──────── DATA SHOWN ────────

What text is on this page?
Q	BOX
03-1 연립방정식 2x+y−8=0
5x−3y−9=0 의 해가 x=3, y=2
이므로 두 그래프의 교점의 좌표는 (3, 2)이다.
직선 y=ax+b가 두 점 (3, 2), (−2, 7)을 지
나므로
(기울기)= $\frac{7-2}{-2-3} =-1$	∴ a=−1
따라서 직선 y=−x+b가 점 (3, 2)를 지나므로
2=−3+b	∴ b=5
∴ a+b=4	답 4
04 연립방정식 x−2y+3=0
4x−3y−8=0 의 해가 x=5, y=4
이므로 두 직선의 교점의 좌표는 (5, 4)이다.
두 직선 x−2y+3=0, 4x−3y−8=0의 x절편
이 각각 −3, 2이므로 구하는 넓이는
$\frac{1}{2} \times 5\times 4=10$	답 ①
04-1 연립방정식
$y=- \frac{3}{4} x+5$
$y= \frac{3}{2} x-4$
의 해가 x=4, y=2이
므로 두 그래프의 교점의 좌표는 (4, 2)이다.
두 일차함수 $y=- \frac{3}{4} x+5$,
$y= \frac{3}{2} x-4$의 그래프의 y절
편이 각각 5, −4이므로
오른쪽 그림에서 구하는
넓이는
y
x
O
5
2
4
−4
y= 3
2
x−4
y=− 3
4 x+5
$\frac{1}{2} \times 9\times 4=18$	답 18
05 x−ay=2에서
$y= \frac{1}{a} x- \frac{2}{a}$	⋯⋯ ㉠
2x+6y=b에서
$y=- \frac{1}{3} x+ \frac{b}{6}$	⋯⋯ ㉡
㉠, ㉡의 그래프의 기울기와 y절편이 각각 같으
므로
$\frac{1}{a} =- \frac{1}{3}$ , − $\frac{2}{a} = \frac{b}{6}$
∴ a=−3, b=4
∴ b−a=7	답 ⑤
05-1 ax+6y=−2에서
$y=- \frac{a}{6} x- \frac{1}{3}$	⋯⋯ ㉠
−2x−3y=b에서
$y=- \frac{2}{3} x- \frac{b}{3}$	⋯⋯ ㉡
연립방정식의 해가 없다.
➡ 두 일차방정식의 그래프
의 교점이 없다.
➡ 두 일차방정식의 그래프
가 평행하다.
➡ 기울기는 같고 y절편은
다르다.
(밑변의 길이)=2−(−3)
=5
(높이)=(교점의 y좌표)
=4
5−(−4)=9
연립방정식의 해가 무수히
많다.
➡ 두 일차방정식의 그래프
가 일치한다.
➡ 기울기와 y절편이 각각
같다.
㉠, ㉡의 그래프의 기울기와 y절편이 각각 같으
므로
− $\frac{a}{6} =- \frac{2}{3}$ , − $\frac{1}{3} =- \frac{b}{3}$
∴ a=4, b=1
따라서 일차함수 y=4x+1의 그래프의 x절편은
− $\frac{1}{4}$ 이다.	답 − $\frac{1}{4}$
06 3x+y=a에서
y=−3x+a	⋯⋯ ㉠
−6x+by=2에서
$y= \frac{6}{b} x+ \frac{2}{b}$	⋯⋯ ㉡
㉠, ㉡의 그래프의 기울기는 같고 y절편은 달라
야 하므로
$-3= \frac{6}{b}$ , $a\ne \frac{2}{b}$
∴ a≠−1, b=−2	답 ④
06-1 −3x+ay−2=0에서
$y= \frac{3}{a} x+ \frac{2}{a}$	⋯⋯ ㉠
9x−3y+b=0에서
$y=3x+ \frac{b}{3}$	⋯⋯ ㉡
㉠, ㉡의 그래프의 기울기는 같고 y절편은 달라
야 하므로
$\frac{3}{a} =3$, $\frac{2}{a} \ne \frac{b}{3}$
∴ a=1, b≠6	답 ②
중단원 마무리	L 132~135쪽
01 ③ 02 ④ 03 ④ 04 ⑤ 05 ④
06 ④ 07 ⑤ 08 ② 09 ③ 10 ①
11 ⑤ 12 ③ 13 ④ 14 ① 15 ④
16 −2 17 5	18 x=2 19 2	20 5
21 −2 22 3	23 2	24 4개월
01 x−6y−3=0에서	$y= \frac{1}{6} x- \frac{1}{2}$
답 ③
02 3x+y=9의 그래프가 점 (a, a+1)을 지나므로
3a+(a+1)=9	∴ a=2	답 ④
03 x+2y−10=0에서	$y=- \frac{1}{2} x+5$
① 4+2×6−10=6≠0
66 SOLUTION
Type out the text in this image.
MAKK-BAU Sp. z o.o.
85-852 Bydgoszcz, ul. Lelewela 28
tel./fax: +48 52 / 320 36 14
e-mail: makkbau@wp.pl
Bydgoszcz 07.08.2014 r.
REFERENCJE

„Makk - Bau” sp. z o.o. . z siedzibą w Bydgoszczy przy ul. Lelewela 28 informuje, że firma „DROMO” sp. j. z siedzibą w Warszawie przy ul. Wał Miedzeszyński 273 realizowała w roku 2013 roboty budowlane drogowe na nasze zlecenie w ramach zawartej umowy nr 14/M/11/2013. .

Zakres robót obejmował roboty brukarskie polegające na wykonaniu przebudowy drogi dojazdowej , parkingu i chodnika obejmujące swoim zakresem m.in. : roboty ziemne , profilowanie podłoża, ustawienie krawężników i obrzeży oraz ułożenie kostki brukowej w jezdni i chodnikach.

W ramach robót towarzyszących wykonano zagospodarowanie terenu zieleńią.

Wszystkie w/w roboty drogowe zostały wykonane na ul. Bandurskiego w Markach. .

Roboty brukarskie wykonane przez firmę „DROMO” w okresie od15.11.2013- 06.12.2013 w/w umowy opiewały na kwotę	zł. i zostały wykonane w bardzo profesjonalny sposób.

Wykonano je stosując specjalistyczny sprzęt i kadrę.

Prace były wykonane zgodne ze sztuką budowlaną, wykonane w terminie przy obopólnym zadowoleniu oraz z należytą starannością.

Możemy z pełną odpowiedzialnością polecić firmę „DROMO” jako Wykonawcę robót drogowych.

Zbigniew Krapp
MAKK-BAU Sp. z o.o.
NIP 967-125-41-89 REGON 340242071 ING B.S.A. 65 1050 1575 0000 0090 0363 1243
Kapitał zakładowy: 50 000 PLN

────────

THE PROBLEM: Lines of the material that contain the word "times" are to be gathered.

SOLUTION TO THIS TASK:
$\frac{1}{2} \times 5\times 4=10$	답 ①
$\frac{1}{2} \times 9\times 4=18$	답 18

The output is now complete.